Clause 2.3 limits the patent license grant when Covered Software is
modified. This may create troubles (legal uncertainty) for people
willing to modify the work (see DFSG#3).

[...]
> 3.2. Distribution of Executable Form
> 
> If You distribute Covered Software in Executable Form then:
> 
> (a) such Covered Software must also be made available in Source Code
>     Form, as described in Section 3.1, and You must inform recipients of
>     the Executable Form how they can obtain a copy of such Source Code
>     Form by reasonable means in a timely manner, at a charge no more
>     than the cost of distribution to the recipient; and

If I understand correctly, accompanying the Executable with the Source
Code is considered an acceptable way to satisfy clause 3.2(a). Also, if
someone offers access to the Executable Form from a place, then
offering equivalent access to Source Code from the same place (at a
further charge no more than the cost of distribution) is considered
another acceptable way to satisfy this clause. If all this is true,
then I think that clause 3.2(a) is OK, and is also a significant step
forward with respect to MPL v1.1, where source had to be kept online
for a given amount of time, after distribution of non-source forms.

> 
> (b) You may distribute such Executable Form under the terms of this
>     License, or sublicense it under different terms, provided that the
>     license for the Executable Form does not attempt to limit or alter
>     the recipients' rights in the Source Code Form under this License.

Clause 3.2(b) allows to sublicense the Executable Form under different
terms, while the corresponding Source Code must remain available under
the terms of the MPL. This is very confusing, IMHO: having Source Code
and Executable forms under different licenses makes things unclear for
the recipients.

Not a Freeness issue in itself, but a suboptimal feature that may turn
out to cause confusion and uncertainty.

> 
> 3.3. Distribution of a Larger Work
> 
> You may create and distribute a Larger Work under terms of Your choice,
> provided that You also comply with the requirements of this License for
> the Covered Software. If the Larger Work is a combination of Covered
> Software with a work governed by one or more Secondary Licenses, and the
> Covered Software is not Incompatible With Secondary Licenses, this
> License permits You to additionally distribute such Covered Software
> under the terms of such Secondary License(s), so that the recipient of
> the Larger Work may, at their option, further distribute the Covered
> Software under the terms of either this License or such Secondary
> License(s).

Here we are: as anticipated above, (L)GPL compatibility may be
disabled...

Clause 3.3 makes the MPL compatible with GPLv2+ and LGPLv2.1+ by
default (which is good), but the initial Contributor may disable this
compatibility by using the "Incompatible With Secondary Licenses"
Notice found in Exhibit B (which is not good). Having (L)GPL
compatibility by default is a great improvement with respect to MPL
v1.1. However, the possibility to disable the (L)GPL compatibility
implies that clause 3.3 is not enough to solve a good number of
compatibility headaches that continue to show up with MPL-licensed
works. What would have been really useful is a clause making the MPL
v2.0 *always* (L)GPL-compatible: this would have instantly solved many
compatibility issues with MPL-licensed works which link with, or
include parts of, (L)GPL-licensed works. Unfortunately, this suggestion
(that was made repeatedly, at least by me) has been rejected.

### DATA PROVIDED:

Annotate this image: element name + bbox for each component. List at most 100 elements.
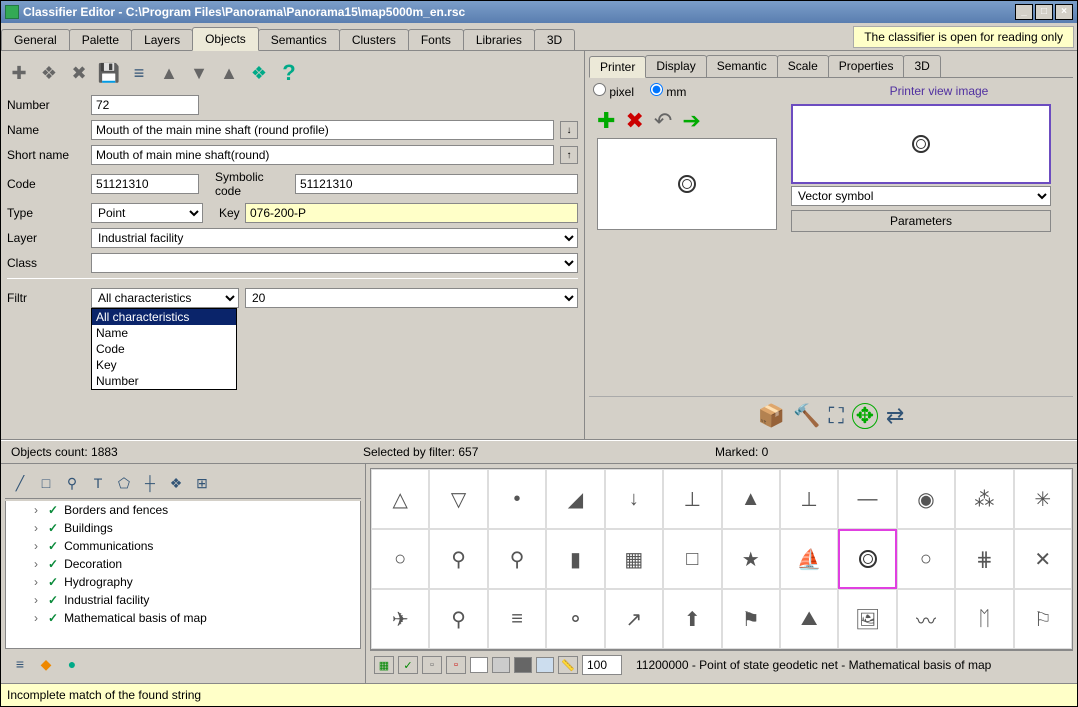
category-tree[interactable]: ✓Borders and fences ✓Buildings ✓Communic… [5, 501, 361, 649]
class-select[interactable] [91, 253, 578, 273]
symbol-cell[interactable]: ⚬ [546, 589, 604, 649]
preview-canvas-large[interactable] [597, 138, 777, 230]
symbol-cell[interactable]: ○ [897, 529, 955, 589]
symbol-cell[interactable]: ▲ [722, 469, 780, 529]
rtab-semantic[interactable]: Semantic [706, 55, 778, 77]
symbol-cell[interactable]: ◉ [897, 469, 955, 529]
preview-undo-icon[interactable]: ↶ [654, 108, 672, 134]
symbol-cell[interactable]: ▦ [605, 529, 663, 589]
tab-layers[interactable]: Layers [131, 29, 193, 50]
symbol-cell[interactable]: ⛰ [780, 589, 838, 649]
symbol-cell[interactable]: ★ [722, 529, 780, 589]
symbol-cell[interactable]: ↓ [605, 469, 663, 529]
symbol-cell[interactable]: ○ [371, 529, 429, 589]
symbol-cell[interactable]: ⚲ [429, 529, 487, 589]
grid-uncheck-icon[interactable]: ▫ [422, 656, 442, 674]
tab-libraries[interactable]: Libraries [463, 29, 535, 50]
symbol-cell[interactable]: 🖼 [838, 589, 896, 649]
symbol-cell[interactable]: • [488, 469, 546, 529]
filtr-option-all[interactable]: All characteristics [92, 309, 236, 325]
symbol-cell[interactable]: ᛖ [955, 589, 1013, 649]
collapse-icon[interactable]: ✥ [852, 403, 878, 429]
symbol-type-select[interactable]: Vector symbol [791, 186, 1051, 206]
maximize-button[interactable]: □ [1035, 4, 1053, 20]
symbol-cell[interactable]: ⋕ [955, 529, 1013, 589]
filtr-option-name[interactable]: Name [92, 325, 236, 341]
symbol-cell[interactable]: □ [663, 529, 721, 589]
filtr-mode-select[interactable]: All characteristics [91, 288, 239, 308]
swatch-dark[interactable] [514, 657, 532, 673]
help-icon[interactable]: ? [277, 61, 301, 85]
tab-fonts[interactable]: Fonts [408, 29, 464, 50]
hammer-icon[interactable]: 🔨 [793, 403, 820, 429]
filtr-option-key[interactable]: Key [92, 357, 236, 373]
symbol-cell[interactable]: ⊥ [663, 469, 721, 529]
symbol-cell[interactable]: ⚑ [722, 589, 780, 649]
tab-general[interactable]: General [1, 29, 70, 50]
grid-check-icon[interactable]: ✓ [398, 656, 418, 674]
symbol-cell[interactable]: 〰 [897, 589, 955, 649]
polygon-tool-icon[interactable]: ⬠ [113, 472, 135, 494]
filtr-value-select[interactable]: 20 [245, 288, 578, 308]
symbol-cell[interactable]: ↗ [605, 589, 663, 649]
rtab-3d[interactable]: 3D [903, 55, 940, 77]
symbol-cell[interactable]: ⚲ [488, 529, 546, 589]
symbol-cell[interactable]: △ [371, 469, 429, 529]
sort-asc-icon[interactable]: ▲ [157, 61, 181, 85]
filtr-option-number[interactable]: Number [92, 373, 236, 389]
symbol-cell[interactable] [838, 529, 896, 589]
shortname-up-button[interactable]: ↑ [560, 146, 578, 164]
preview-delete-icon[interactable]: ✖ [625, 108, 643, 134]
symbol-cell[interactable]: ⚲ [429, 589, 487, 649]
parameters-button[interactable]: Parameters [791, 210, 1051, 232]
layers-tool-icon[interactable]: ❖ [165, 472, 187, 494]
add-icon[interactable]: ✚ [7, 61, 31, 85]
symbol-cell[interactable]: ✈ [371, 589, 429, 649]
layers-icon[interactable]: ❖ [247, 61, 271, 85]
swatch-light[interactable] [536, 657, 554, 673]
symbol-cell[interactable]: ≡ [488, 589, 546, 649]
pixel-radio[interactable]: pixel [593, 83, 634, 99]
preview-add-icon[interactable]: ✚ [597, 108, 615, 134]
symbol-cell[interactable]: ✳ [1014, 469, 1072, 529]
preview-canvas-small[interactable] [791, 104, 1051, 184]
tab-objects[interactable]: Objects [192, 27, 259, 51]
name-dropdown-button[interactable]: ↓ [560, 121, 578, 139]
type-select[interactable]: Point [91, 203, 203, 223]
close-button[interactable]: × [1055, 4, 1073, 20]
swatch-white[interactable] [470, 657, 488, 673]
point-tool-icon[interactable]: ⚲ [61, 472, 83, 494]
rtab-properties[interactable]: Properties [828, 55, 905, 77]
tab-clusters[interactable]: Clusters [339, 29, 409, 50]
layer-select[interactable]: Industrial facility [91, 228, 578, 248]
rtab-printer[interactable]: Printer [589, 56, 646, 78]
zoom-field[interactable] [582, 655, 622, 675]
tab-palette[interactable]: Palette [69, 29, 132, 50]
tree-shape-icon[interactable]: ◆ [35, 653, 57, 675]
key-field[interactable] [245, 203, 578, 223]
expand-icon[interactable]: ⛶ [828, 403, 843, 429]
symcode-field[interactable] [295, 174, 578, 194]
symbol-cell[interactable]: ⬆ [663, 589, 721, 649]
symbol-cell[interactable]: ⛵ [780, 529, 838, 589]
symbol-cell[interactable]: — [838, 469, 896, 529]
save-icon[interactable]: 💾 [97, 61, 121, 85]
symbol-cell[interactable]: ✕ [1014, 529, 1072, 589]
tree-list-icon[interactable]: ≡ [9, 653, 31, 675]
swap-icon[interactable]: ⇄ [886, 403, 904, 429]
tab-semantics[interactable]: Semantics [258, 29, 340, 50]
text-tool-icon[interactable]: T [87, 472, 109, 494]
group-tool-icon[interactable]: ⊞ [191, 472, 213, 494]
symbol-cell[interactable]: ◢ [546, 469, 604, 529]
line-tool-icon[interactable]: ╱ [9, 472, 31, 494]
symbol-cell[interactable]: ▮ [546, 529, 604, 589]
delete-icon[interactable]: ✖ [67, 61, 91, 85]
box-icon[interactable]: 📦 [758, 403, 785, 429]
minimize-button[interactable]: _ [1015, 4, 1033, 20]
copy-icon[interactable]: ❖ [37, 61, 61, 85]
grid-ruler-icon[interactable]: 📏 [558, 656, 578, 674]
tab-3d[interactable]: 3D [534, 29, 575, 50]
rtab-scale[interactable]: Scale [777, 55, 829, 77]
name-field[interactable] [91, 120, 554, 140]
symbol-cell[interactable]: ⊥ [780, 469, 838, 529]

### WRITTEN REQUEST 1:
Convert the record lines, from the line containing "category-tree[interactable]: ✓Borders and" down through the line containing "symbol-cell[interactable]: ⚲ [429, 529, 487, 589]", into a JSON list of strings with one string per line and no blank lines.
### WRITTEN REQUEST 2:
Carry on the commentary on the MPL v2.0 license clauses from where it stops.
The text and the records are unrelated material.

### ANSWER 1:
[
  "category-tree[interactable]: ✓Borders and fences ✓Buildings ✓Communic… [5, 501, 361, 649]",
  "class-select[interactable] [91, 253, 578, 273]",
  "symbol-cell[interactable]: ⚬ [546, 589, 604, 649]",
  "preview-canvas-large[interactable] [597, 138, 777, 230]",
  "symbol-cell[interactable]: ○ [897, 529, 955, 589]",
  "symbol-cell[interactable]: ▲ [722, 469, 780, 529]",
  "rtab-semantic[interactable]: Semantic [706, 55, 778, 77]",
  "symbol-cell[interactable]: ◉ [897, 469, 955, 529]",
  "preview-undo-icon[interactable]: ↶ [654, 108, 672, 134]",
  "symbol-cell[interactable]: ▦ [605, 529, 663, 589]",
  "tab-layers[interactable]: Layers [131, 29, 193, 50]",
  "symbol-cell[interactable]: ⛰ [780, 589, 838, 649]",
  "symbol-cell[interactable]: ★ [722, 529, 780, 589]",
  "symbol-cell[interactable]: ↓ [605, 469, 663, 529]",
  "symbol-cell[interactable]: ○ [371, 529, 429, 589]",
  "symbol-cell[interactable]: ⚲ [429, 529, 487, 589]"
]

### ANSWER 2:
Not a Freeness issue in itself, but a missed opportunity to justify the
very existence of the MPL v2.0...

[...]
> 8. Litigation
> -------------
> 
> Any litigation relating to this License may be brought only in the
> courts of a jurisdiction where the defendant maintains its principal
> place of business and such litigation shall be governed by laws of that
> jurisdiction, without reference to its conflict-of-law provisions.

This is a choice of venue clause!
Even though this one is always in favor of the defendant...

I think that altering the usual venue selection mechanism mandated by
laws should always be avoided, even when altering would be in favor of
the defendant: there may be cases where the most correct venue is the
one handy for the plaintiff, rather than for the defendant.

I am undecided whether this clause is non-free or acceptable, but I do
not like it.

[...]
> 9. Miscellaneous
> ----------------
> 
> This License represents the complete agreement concerning the subject
> matter hereof. If any provision of this License is held to be
> unenforceable, such provision shall be reformed only to the extent
> necessary to make it enforceable. Any law or regulation which provides
> that the language of a contract shall be construed against the drafter
> shall not be used to construe this License against a Contributor.

Magic power to nuke laws™ ?

This clause states that any law or regulation doing something shall not
apply to this License: how can this be enforceable? can I write a
license that "disables" laws, by simply stating that they do not
apply?!?

Anyway, enforceable or not, this clause attempts to take away a right
that the licensee might have: I don't think such clauses belong in Free
Software licenses. This part of clause 9 should have been dropped, but
it was not, unfortunately.

Is this a Freeness issue?
I am afraid it may be.
What do other debian-legal regulars think?

[...]
> 10.1. New Versions
> 
> Mozilla Foundation is the license steward. Except as provided in Section
> 10.3, no one other than the license steward has the right to modify or
> publish new versions of this License. Each version will be given a
> distinguishing version number.
> 
> 10.2. Effect of New Versions
> 
> You may distribute the Covered Software under the terms of the version
> of the License under which You originally received the Covered Software,
> or under the terms of any subsequent version published by the license
> steward.

Warning for people thinking to license their own works under the terms
of the MPL: you have to really trust the Mozilla Foundation to always
get things right, if you decide to license anything under the MPL!
Remember that, by doing so, you are effectively dual-licensing under
yet unknown terms, and you cannot even opt out (as can be done with the
GPL and its explicit "or later" mechanism)!

Not a Freeness issue in itself, but something that should not be
overlooked.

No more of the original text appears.